## DATA SUPPLIED

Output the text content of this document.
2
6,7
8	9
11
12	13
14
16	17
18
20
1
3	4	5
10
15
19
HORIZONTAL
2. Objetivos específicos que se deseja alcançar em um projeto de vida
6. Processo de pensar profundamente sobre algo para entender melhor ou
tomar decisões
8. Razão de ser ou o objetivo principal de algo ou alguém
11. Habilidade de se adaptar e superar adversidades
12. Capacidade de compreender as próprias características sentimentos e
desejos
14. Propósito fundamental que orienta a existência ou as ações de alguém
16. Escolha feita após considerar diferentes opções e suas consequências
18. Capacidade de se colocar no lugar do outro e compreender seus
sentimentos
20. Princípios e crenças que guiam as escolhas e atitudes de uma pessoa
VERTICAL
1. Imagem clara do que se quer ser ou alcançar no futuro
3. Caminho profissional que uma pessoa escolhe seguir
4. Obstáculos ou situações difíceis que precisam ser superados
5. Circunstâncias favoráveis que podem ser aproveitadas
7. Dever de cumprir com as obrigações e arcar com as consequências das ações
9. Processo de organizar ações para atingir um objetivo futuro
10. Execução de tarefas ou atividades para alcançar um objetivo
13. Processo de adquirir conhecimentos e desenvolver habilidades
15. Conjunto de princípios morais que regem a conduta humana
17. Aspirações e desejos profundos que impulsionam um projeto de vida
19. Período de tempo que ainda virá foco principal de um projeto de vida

## EXERCISE TASK
How many lines in these entries contain the string "algo"? State the number and nothing more.

## EXERCISE ANSWER
2